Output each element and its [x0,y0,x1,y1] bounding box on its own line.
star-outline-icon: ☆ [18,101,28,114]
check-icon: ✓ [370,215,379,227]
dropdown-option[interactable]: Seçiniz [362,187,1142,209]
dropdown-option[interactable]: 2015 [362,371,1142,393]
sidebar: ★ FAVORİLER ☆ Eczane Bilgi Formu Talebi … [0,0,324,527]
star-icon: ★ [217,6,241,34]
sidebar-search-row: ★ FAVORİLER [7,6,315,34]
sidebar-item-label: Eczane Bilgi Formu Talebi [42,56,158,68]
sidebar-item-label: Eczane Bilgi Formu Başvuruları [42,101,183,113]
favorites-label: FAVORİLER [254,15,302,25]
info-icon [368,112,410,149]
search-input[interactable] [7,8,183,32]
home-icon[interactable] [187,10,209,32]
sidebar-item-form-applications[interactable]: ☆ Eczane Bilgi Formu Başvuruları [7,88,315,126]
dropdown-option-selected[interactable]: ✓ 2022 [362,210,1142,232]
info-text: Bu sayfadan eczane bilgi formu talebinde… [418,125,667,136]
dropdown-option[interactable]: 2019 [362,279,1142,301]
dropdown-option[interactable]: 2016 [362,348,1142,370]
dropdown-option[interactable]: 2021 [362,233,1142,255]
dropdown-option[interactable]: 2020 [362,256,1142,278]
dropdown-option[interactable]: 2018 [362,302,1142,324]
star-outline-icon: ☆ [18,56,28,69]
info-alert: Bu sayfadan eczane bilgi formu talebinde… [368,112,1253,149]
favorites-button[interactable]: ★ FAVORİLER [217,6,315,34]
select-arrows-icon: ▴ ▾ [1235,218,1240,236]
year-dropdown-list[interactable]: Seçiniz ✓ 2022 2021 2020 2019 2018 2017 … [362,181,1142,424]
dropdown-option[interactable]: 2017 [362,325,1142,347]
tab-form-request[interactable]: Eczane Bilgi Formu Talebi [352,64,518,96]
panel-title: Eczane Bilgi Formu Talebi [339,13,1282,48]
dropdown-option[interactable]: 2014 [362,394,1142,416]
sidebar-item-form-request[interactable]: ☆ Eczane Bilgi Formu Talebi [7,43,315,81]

━━━━━━━━━━━━━━━━

- _Set exercise_: Convert the lines above into a JSON list of strings, one string per line, skipping any blank lines.

- _Exercise result_:
[
  "Output each element and its [x0,y0,x1,y1] bounding box on its own line.",
  "star-outline-icon: ☆ [18,101,28,114]",
  "check-icon: ✓ [370,215,379,227]",
  "dropdown-option[interactable]: Seçiniz [362,187,1142,209]",
  "dropdown-option[interactable]: 2015 [362,371,1142,393]",
  "sidebar: ★ FAVORİLER ☆ Eczane Bilgi Formu Talebi … [0,0,324,527]",
  "star-icon: ★ [217,6,241,34]",
  "sidebar-search-row: ★ FAVORİLER [7,6,315,34]",
  "sidebar-item-label: Eczane Bilgi Formu Talebi [42,56,158,68]",
  "sidebar-item-label: Eczane Bilgi Formu Başvuruları [42,101,183,113]",
  "favorites-label: FAVORİLER [254,15,302,25]",
  "info-icon [368,112,410,149]",
  "search-input[interactable] [7,8,183,32]",
  "home-icon[interactable] [187,10,209,32]",
  "sidebar-item-form-applications[interactable]: ☆ Eczane Bilgi Formu Başvuruları [7,88,315,126]",
  "dropdown-option-selected[interactable]: ✓ 2022 [362,210,1142,232]",
  "info-text: Bu sayfadan eczane bilgi formu talebinde… [418,125,667,136]",
  "dropdown-option[interactable]: 2019 [362,279,1142,301]",
  "dropdown-option[interactable]: 2016 [362,348,1142,370]",
  "dropdown-option[interactable]: 2021 [362,233,1142,255]",
  "dropdown-option[interactable]: 2020 [362,256,1142,278]",
  "dropdown-option[interactable]: 2018 [362,302,1142,324]",
  "star-outline-icon: ☆ [18,56,28,69]",
  "info-alert: Bu sayfadan eczane bilgi formu talebinde… [368,112,1253,149]",
  "favorites-button[interactable]: ★ FAVORİLER [217,6,315,34]",
  "select-arrows-icon: ▴ ▾ [1235,218,1240,236]",
  "year-dropdown-list[interactable]: Seçiniz ✓ 2022 2021 2020 2019 2018 2017 … [362,181,1142,424]",
  "dropdown-option[interactable]: 2017 [362,325,1142,347]",
  "tab-form-request[interactable]: Eczane Bilgi Formu Talebi [352,64,518,96]",
  "panel-title: Eczane Bilgi Formu Talebi [339,13,1282,48]",
  "dropdown-option[interactable]: 2014 [362,394,1142,416]",
  "sidebar-item-form-request[interactable]: ☆ Eczane Bilgi Formu Talebi [7,43,315,81]"
]